» **WHAT THIS TASK INVOLVES**
Using the data below, copy every line that contains the word "этой".

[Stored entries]
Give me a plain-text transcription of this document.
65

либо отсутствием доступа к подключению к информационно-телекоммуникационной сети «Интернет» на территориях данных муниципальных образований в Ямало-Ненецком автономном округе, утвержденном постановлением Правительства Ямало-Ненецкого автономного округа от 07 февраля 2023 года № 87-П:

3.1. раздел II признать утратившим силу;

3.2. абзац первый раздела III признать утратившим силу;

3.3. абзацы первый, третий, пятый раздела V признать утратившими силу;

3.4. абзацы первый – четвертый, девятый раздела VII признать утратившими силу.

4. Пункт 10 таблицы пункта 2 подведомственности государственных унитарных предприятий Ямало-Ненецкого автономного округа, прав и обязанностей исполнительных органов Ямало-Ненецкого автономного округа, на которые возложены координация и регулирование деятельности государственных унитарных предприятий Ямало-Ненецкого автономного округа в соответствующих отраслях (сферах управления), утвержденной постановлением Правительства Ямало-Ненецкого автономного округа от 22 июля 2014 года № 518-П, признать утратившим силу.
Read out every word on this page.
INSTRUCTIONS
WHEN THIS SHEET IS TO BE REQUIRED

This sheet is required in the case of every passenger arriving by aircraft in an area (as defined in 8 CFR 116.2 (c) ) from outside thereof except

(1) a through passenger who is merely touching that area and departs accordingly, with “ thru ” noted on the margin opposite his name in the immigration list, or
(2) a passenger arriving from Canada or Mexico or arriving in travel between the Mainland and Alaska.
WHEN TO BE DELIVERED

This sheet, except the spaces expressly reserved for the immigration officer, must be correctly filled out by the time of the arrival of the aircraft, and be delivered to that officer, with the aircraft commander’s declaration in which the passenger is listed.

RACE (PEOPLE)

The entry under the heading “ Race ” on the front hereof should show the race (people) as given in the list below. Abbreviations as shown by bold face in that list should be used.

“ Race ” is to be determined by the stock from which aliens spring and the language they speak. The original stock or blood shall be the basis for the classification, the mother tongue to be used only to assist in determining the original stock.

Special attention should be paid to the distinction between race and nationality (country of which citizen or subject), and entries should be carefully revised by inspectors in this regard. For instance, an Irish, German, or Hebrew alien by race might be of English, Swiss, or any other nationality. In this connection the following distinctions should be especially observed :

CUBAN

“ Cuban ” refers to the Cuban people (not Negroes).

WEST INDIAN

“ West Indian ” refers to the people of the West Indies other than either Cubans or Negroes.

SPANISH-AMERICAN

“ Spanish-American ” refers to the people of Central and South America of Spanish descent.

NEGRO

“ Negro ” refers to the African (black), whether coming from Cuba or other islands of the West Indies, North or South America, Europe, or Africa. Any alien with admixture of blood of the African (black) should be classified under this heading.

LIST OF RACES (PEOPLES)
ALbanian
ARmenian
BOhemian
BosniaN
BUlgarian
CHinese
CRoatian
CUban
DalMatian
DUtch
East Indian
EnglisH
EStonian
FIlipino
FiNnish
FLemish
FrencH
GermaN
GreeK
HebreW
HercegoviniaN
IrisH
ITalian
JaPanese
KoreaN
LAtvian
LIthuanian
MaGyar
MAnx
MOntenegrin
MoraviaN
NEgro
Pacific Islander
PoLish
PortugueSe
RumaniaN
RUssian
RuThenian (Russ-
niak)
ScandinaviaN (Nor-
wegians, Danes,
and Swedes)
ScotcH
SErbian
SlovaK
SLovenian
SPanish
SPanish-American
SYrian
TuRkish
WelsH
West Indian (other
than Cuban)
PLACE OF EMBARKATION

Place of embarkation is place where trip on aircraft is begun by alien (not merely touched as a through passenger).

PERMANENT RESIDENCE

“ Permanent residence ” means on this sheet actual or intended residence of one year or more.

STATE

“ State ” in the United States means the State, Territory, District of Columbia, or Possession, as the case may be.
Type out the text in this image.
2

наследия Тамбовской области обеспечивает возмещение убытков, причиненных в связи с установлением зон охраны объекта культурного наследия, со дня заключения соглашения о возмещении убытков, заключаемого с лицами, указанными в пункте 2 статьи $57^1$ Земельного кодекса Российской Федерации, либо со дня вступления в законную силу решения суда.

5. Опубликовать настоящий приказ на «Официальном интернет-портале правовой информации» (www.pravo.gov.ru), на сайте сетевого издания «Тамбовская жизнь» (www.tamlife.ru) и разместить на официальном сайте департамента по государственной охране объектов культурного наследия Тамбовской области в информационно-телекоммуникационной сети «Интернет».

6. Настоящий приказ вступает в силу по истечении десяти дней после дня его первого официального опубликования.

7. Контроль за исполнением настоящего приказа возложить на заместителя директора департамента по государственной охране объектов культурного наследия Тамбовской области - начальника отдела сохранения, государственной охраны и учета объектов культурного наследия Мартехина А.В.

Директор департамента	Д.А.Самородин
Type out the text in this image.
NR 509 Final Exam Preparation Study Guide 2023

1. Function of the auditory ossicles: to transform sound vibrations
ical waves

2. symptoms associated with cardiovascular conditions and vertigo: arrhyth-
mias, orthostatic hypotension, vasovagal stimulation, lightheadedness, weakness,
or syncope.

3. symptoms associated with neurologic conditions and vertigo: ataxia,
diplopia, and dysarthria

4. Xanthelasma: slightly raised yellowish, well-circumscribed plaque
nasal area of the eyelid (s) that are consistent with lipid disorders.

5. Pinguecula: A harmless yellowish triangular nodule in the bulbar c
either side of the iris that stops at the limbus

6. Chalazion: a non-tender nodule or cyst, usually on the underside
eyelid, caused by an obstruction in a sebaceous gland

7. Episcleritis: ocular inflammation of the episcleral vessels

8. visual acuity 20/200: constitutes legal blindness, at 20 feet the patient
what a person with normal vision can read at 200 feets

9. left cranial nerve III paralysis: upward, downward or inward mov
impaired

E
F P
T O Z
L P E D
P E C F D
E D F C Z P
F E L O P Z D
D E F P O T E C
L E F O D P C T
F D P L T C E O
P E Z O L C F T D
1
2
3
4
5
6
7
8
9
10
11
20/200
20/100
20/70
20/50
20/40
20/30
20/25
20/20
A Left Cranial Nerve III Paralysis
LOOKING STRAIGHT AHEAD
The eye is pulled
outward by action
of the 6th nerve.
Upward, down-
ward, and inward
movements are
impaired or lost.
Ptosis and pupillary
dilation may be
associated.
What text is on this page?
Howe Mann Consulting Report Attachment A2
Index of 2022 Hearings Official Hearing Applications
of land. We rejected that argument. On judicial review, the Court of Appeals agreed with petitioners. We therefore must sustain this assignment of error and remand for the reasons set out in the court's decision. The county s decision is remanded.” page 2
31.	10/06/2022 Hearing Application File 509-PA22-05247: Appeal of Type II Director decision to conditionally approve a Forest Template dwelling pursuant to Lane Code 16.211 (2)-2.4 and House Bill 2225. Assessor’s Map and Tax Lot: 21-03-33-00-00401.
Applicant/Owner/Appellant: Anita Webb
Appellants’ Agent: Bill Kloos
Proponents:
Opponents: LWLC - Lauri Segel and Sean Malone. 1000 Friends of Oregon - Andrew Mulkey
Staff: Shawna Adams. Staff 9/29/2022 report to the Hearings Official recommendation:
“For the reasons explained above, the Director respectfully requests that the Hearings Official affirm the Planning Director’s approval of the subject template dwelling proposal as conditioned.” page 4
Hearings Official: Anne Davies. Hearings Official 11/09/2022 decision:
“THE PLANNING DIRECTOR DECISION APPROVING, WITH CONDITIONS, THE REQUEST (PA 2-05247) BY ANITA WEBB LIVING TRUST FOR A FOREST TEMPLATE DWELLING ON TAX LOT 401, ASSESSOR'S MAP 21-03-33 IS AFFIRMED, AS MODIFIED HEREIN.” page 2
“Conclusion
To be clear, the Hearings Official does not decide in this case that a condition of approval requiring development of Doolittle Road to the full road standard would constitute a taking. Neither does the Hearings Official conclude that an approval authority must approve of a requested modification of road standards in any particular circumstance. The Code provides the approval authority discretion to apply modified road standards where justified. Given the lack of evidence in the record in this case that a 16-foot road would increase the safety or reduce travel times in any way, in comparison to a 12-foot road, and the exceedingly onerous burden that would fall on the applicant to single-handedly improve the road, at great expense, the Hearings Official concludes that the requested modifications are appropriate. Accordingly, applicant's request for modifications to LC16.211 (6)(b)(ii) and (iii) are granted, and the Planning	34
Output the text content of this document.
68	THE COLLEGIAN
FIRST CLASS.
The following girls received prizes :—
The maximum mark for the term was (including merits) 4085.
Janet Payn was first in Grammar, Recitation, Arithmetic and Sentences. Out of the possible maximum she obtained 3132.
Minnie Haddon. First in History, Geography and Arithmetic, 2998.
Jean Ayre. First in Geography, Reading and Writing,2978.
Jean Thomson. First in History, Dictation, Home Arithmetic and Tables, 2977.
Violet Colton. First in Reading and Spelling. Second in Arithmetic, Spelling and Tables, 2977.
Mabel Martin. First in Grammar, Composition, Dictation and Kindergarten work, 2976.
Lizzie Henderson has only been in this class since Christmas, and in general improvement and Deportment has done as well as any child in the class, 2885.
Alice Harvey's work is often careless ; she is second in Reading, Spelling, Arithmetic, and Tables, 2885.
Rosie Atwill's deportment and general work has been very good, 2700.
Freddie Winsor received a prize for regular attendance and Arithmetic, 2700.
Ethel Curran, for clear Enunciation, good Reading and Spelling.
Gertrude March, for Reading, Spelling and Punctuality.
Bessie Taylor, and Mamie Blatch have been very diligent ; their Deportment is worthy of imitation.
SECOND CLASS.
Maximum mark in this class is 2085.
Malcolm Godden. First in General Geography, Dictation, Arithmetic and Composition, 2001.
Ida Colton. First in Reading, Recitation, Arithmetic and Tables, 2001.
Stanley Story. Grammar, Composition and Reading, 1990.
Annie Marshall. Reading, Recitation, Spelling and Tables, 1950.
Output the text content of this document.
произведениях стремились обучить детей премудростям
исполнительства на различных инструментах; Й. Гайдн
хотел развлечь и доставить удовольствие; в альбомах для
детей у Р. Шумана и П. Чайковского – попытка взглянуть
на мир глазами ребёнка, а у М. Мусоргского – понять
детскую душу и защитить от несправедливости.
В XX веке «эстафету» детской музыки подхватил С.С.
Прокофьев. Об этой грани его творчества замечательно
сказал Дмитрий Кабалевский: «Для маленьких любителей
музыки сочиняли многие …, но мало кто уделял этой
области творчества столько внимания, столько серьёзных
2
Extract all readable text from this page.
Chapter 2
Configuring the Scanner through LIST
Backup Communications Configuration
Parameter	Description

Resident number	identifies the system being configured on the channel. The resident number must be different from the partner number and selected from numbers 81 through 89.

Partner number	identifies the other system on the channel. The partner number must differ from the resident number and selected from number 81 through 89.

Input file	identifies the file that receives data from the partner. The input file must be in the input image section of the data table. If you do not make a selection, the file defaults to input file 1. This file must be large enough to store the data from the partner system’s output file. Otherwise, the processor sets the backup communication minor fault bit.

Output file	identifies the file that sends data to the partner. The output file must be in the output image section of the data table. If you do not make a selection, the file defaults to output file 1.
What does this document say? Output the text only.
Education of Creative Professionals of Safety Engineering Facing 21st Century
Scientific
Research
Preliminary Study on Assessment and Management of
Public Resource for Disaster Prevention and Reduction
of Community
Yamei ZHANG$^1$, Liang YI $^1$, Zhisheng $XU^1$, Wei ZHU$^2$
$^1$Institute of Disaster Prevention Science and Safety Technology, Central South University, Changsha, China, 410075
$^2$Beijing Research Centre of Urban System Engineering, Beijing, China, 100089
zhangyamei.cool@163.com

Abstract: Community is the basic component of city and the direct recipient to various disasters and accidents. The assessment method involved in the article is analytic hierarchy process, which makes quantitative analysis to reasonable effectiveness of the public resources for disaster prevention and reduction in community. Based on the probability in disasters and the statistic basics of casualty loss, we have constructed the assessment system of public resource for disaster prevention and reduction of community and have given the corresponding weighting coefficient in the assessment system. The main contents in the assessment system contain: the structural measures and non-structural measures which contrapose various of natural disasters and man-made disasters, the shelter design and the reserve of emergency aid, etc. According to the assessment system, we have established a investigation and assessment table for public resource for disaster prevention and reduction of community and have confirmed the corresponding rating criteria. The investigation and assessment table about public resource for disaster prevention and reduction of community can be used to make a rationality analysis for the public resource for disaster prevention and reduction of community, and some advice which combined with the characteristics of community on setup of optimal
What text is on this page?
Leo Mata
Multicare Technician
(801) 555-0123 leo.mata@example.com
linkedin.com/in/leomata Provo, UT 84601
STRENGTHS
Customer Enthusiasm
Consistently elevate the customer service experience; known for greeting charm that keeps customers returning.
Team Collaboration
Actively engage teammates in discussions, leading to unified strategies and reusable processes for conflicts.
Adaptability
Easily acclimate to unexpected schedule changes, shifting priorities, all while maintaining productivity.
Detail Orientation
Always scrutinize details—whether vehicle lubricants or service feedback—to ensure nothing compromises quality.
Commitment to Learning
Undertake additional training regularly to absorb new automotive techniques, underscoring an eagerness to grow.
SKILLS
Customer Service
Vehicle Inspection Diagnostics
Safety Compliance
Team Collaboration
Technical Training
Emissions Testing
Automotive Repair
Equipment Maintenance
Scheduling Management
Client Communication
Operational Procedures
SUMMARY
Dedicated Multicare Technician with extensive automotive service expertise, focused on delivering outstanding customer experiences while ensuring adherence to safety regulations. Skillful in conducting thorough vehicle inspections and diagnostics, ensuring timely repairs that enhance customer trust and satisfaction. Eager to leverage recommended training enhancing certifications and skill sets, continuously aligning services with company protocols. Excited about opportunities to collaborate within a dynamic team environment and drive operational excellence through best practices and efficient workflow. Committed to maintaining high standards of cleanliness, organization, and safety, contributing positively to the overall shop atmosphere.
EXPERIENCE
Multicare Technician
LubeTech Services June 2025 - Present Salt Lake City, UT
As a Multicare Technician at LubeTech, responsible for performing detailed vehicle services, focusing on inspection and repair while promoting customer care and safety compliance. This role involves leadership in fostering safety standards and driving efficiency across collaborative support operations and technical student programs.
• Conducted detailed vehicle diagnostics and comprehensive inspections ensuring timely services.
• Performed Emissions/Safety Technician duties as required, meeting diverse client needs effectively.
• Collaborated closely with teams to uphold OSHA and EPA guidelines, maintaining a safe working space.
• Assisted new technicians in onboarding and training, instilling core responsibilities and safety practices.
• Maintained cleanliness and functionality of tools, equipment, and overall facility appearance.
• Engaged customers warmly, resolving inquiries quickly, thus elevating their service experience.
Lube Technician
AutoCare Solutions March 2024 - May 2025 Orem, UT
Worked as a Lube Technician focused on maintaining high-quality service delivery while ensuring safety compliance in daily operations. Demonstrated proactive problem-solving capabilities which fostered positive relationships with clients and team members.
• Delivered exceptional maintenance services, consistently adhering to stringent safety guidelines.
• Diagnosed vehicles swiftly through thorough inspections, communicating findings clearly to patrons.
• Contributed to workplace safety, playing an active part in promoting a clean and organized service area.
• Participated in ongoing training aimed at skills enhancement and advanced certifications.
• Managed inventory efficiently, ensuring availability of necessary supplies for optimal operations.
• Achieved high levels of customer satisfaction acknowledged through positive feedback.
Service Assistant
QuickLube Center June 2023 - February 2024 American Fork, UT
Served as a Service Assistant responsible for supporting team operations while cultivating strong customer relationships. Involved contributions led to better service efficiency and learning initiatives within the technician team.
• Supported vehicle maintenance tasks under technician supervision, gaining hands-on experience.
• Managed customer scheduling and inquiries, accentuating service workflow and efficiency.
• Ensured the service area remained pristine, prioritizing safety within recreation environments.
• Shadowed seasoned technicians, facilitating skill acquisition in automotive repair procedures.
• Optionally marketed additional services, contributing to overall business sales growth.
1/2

» **CORRECT RESPONSE**
Прокофьев. Об этой грани его творчества замечательно
музыки сочиняли многие …, но мало кто уделял этой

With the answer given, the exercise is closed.